Where in the listing does the string "Post" appear? Copy every line that holds it.

*** Opening Records for this exercise ***

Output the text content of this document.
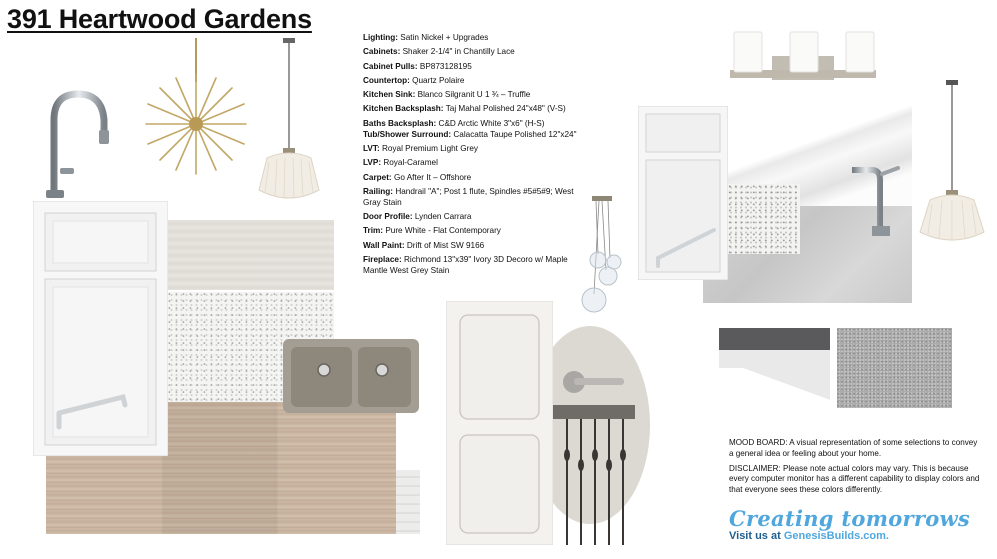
391 Heartwood Gardens
Lighting: Satin Nickel + Upgrades
Cabinets: Shaker 2-1/4" in Chantilly Lace
Cabinet Pulls: BP873128195
Countertop: Quartz Polaire
Kitchen Sink: Blanco Silgranit U 1 ¾ – Truffle
Kitchen Backsplash: Taj Mahal Polished 24"x48" (V-S)
Baths Backsplash: C&D Arctic White 3"x6" (H-S)
Tub/Shower Surround: Calacatta Taupe Polished 12"x24"
LVT: Royal Premium Light Grey
LVP: Royal-Caramel
Carpet: Go After It – Offshore
Railing: Handrail "A"; Post 1 flute, Spindles #5#5#9; West Gray Stain
Door Profile: Lynden Carrara
Trim: Pure White - Flat Contemporary
Wall Paint: Drift of Mist SW 9166
Fireplace: Richmond 13"x39" Ivory 3D Decoro w/ Maple Mantle West Grey Stain

MOOD BOARD: A visual representation of some selections to convey a general idea or feeling about your home.

DISCLAIMER: Please note actual colors may vary. This is because every computer monitor has a different capability to display colors and that everyone sees these colors differently.

Creating tomorrows
Visit us at GenesisBuilds.com.
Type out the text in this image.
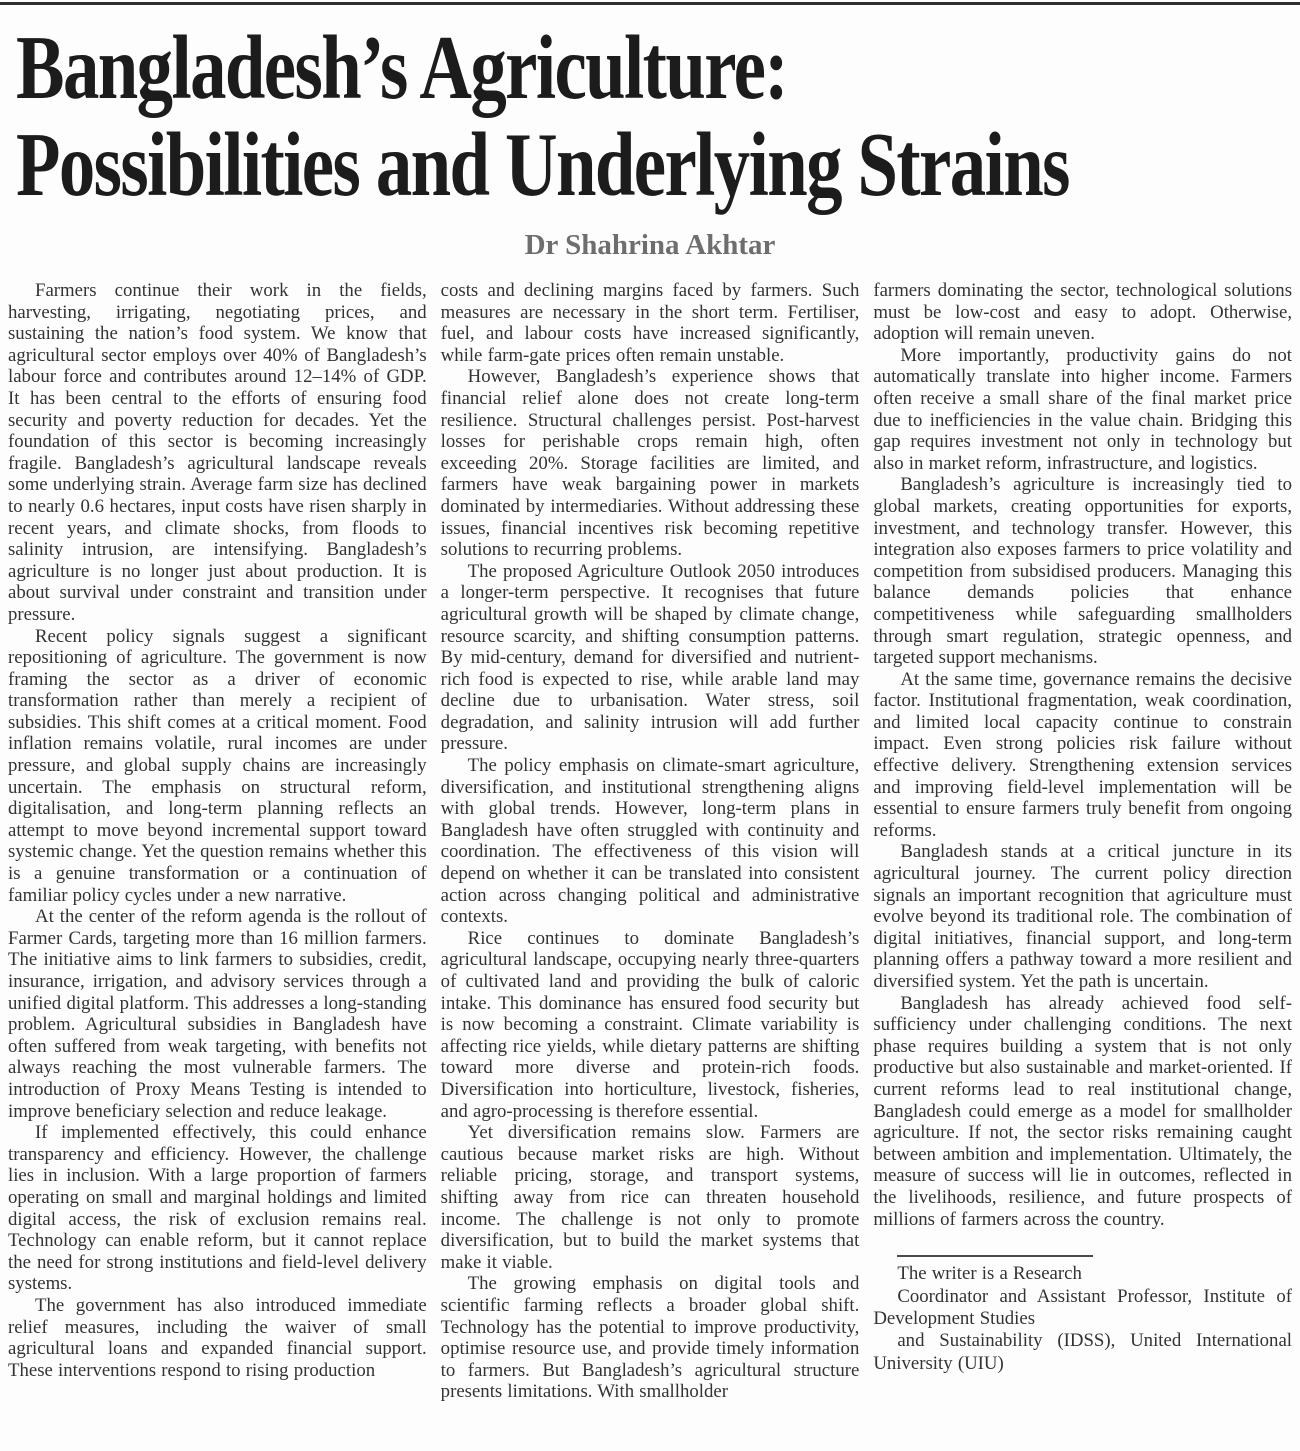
Bangladesh’s Agriculture:
Possibilities and Underlying Strains
Dr Shahrina Akhtar

Farmers continue their work in the fields, harvesting, irrigating, negotiating prices, and sustaining the nation’s food system. We know that agricultural sector employs over 40% of Bangladesh’s labour force and contributes around 12–14% of GDP. It has been central to the efforts of ensuring food security and poverty reduction for decades. Yet the foundation of this sector is becoming increasingly fragile. Bangladesh’s agricultural landscape reveals some underlying strain. Average farm size has declined to nearly 0.6 hectares, input costs have risen sharply in recent years, and climate shocks, from floods to salinity intrusion, are intensifying. Bangladesh’s agriculture is no longer just about production. It is about survival under constraint and transition under pressure.

Recent policy signals suggest a significant repositioning of agriculture. The government is now framing the sector as a driver of economic transformation rather than merely a recipient of subsidies. This shift comes at a critical moment. Food inflation remains volatile, rural incomes are under pressure, and global supply chains are increasingly uncertain. The emphasis on structural reform, digitalisation, and long-term planning reflects an attempt to move beyond incremental support toward systemic change. Yet the question remains whether this is a genuine transformation or a continuation of familiar policy cycles under a new narrative.

At the center of the reform agenda is the rollout of Farmer Cards, targeting more than 16 million farmers. The initiative aims to link farmers to subsidies, credit, insurance, irrigation, and advisory services through a unified digital platform. This addresses a long-standing problem. Agricultural subsidies in Bangladesh have often suffered from weak targeting, with benefits not always reaching the most vulnerable farmers. The introduction of Proxy Means Testing is intended to improve beneficiary selection and reduce leakage.

If implemented effectively, this could enhance transparency and efficiency. However, the challenge lies in inclusion. With a large proportion of farmers operating on small and marginal holdings and limited digital access, the risk of exclusion remains real. Technology can enable reform, but it cannot replace the need for strong institutions and field-level delivery systems.

The government has also introduced immediate relief measures, including the waiver of small agricultural loans and expanded financial support. These interventions respond to rising production

costs and declining margins faced by farmers. Such measures are necessary in the short term. Fertiliser, fuel, and labour costs have increased significantly, while farm-gate prices often remain unstable.

However, Bangladesh’s experience shows that financial relief alone does not create long-term resilience. Structural challenges persist. Post-harvest losses for perishable crops remain high, often exceeding 20%. Storage facilities are limited, and farmers have weak bargaining power in markets dominated by intermediaries. Without addressing these issues, financial incentives risk becoming repetitive solutions to recurring problems.

The proposed Agriculture Outlook 2050 introduces a longer-term perspective. It recognises that future agricultural growth will be shaped by climate change, resource scarcity, and shifting consumption patterns. By mid-century, demand for diversified and nutrient-rich food is expected to rise, while arable land may decline due to urbanisation. Water stress, soil degradation, and salinity intrusion will add further pressure.

The policy emphasis on climate-smart agriculture, diversification, and institutional strengthening aligns with global trends. However, long-term plans in Bangladesh have often struggled with continuity and coordination. The effectiveness of this vision will depend on whether it can be translated into consistent action across changing political and administrative contexts.

Rice continues to dominate Bangladesh’s agricultural landscape, occupying nearly three-quarters of cultivated land and providing the bulk of caloric intake. This dominance has ensured food security but is now becoming a constraint. Climate variability is affecting rice yields, while dietary patterns are shifting toward more diverse and protein-rich foods. Diversification into horticulture, livestock, fisheries, and agro-processing is therefore essential.

Yet diversification remains slow. Farmers are cautious because market risks are high. Without reliable pricing, storage, and transport systems, shifting away from rice can threaten household income. The challenge is not only to promote diversification, but to build the market systems that make it viable.

The growing emphasis on digital tools and scientific farming reflects a broader global shift. Technology has the potential to improve productivity, optimise resource use, and provide timely information to farmers. But Bangladesh’s agricultural structure presents limitations. With smallholder

farmers dominating the sector, technological solutions must be low-cost and easy to adopt. Otherwise, adoption will remain uneven.

More importantly, productivity gains do not automatically translate into higher income. Farmers often receive a small share of the final market price due to inefficiencies in the value chain. Bridging this gap requires investment not only in technology but also in market reform, infrastructure, and logistics.

Bangladesh’s agriculture is increasingly tied to global markets, creating opportunities for exports, investment, and technology transfer. However, this integration also exposes farmers to price volatility and competition from subsidised producers. Managing this balance demands policies that enhance competitiveness while safeguarding smallholders through smart regulation, strategic openness, and targeted support mechanisms.

At the same time, governance remains the decisive factor. Institutional fragmentation, weak coordination, and limited local capacity continue to constrain impact. Even strong policies risk failure without effective delivery. Strengthening extension services and improving field-level implementation will be essential to ensure farmers truly benefit from ongoing reforms.

Bangladesh stands at a critical juncture in its agricultural journey. The current policy direction signals an important recognition that agriculture must evolve beyond its traditional role. The combination of digital initiatives, financial support, and long-term planning offers a pathway toward a more resilient and diversified system. Yet the path is uncertain.

Bangladesh has already achieved food self-sufficiency under challenging conditions. The next phase requires building a system that is not only productive but also sustainable and market-oriented. If current reforms lead to real institutional change, Bangladesh could emerge as a model for smallholder agriculture. If not, the sector risks remaining caught between ambition and implementation. Ultimately, the measure of success will lie in outcomes, reflected in the livelihoods, resilience, and future prospects of millions of farmers across the country.

The writer is a Research

Coordinator and Assistant Professor, Institute of Development Studies

and Sustainability (IDSS), United International University (UIU)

*** Closing Records for this exercise ***

[Answer for this exercise]:
Railing: Handrail "A"; Post 1 flute, Spindles #5#5#9; West Gray Stain
However, Bangladesh’s experience shows that financial relief alone does not create long-term resilience. Structural challenges persist. Post-harvest losses for perishable crops remain high, often exceeding 20%. Storage facilities are limited, and farmers have weak bargaining power in markets dominated by intermediaries. Without addressing these issues, financial incentives risk becoming repetitive solutions to recurring problems.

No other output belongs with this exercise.